--- DATA FOR THIS EXERCISE ---

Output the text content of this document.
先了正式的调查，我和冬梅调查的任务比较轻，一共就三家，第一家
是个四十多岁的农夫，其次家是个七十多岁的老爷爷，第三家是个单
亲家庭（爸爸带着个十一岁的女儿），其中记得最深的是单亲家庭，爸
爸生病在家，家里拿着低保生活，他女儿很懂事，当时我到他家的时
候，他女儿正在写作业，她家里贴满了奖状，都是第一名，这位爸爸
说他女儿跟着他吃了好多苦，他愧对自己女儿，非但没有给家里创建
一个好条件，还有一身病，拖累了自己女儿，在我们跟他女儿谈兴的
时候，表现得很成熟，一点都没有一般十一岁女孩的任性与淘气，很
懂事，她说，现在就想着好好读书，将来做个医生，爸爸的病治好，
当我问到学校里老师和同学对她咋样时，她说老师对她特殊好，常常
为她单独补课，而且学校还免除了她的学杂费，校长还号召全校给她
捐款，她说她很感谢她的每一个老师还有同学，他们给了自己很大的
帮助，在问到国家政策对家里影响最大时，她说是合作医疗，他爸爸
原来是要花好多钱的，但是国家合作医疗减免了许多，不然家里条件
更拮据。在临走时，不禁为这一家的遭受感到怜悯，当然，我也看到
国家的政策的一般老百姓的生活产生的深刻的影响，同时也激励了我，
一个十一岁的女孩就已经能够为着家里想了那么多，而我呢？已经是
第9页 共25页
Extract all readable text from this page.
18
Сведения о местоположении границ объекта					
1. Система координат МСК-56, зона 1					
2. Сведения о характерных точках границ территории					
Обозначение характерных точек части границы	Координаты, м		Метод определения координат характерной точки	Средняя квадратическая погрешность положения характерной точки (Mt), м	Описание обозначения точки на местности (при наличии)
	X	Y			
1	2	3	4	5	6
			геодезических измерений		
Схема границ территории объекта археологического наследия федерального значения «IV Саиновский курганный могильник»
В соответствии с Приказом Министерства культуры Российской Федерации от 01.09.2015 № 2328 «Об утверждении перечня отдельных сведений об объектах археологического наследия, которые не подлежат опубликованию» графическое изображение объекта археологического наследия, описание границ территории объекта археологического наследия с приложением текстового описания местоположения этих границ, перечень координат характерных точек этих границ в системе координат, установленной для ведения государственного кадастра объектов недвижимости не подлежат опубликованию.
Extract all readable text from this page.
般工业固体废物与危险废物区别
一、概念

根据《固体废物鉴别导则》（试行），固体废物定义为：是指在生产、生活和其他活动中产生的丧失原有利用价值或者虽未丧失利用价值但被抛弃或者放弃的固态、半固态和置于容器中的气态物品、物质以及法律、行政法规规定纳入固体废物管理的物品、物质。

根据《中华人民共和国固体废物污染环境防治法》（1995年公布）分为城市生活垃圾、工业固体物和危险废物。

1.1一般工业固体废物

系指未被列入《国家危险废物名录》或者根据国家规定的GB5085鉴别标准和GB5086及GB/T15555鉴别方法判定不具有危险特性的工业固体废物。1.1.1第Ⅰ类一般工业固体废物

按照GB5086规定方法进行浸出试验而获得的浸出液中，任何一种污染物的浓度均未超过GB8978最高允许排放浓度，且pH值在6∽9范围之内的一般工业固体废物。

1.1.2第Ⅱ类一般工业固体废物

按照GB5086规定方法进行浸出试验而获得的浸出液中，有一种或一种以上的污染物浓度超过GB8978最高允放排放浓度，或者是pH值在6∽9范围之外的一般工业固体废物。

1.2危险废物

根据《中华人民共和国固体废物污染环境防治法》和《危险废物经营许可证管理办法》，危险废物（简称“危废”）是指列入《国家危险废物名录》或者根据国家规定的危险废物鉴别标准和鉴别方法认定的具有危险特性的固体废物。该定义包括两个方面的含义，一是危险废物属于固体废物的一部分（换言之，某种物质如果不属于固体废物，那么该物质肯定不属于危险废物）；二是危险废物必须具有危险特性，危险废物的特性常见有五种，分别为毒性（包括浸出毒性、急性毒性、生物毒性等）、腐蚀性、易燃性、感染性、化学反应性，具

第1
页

---

TASK OBJECTIVE — Scan the lines for the string "точек". Copy out each line that matches.

EXERCISE RESPONSE —
Обозначение характерных точек части границы	Координаты, м		Метод определения координат характерной точки	Средняя квадратическая погрешность положения характерной точки (Mt), м	Описание обозначения точки на местности (при наличии)
В соответствии с Приказом Министерства культуры Российской Федерации от 01.09.2015 № 2328 «Об утверждении перечня отдельных сведений об объектах археологического наследия, которые не подлежат опубликованию» графическое изображение объекта археологического наследия, описание границ территории объекта археологического наследия с приложением текстового описания местоположения этих границ, перечень координат характерных точек этих границ в системе координат, установленной для ведения государственного кадастра объектов недвижимости не подлежат опубликованию.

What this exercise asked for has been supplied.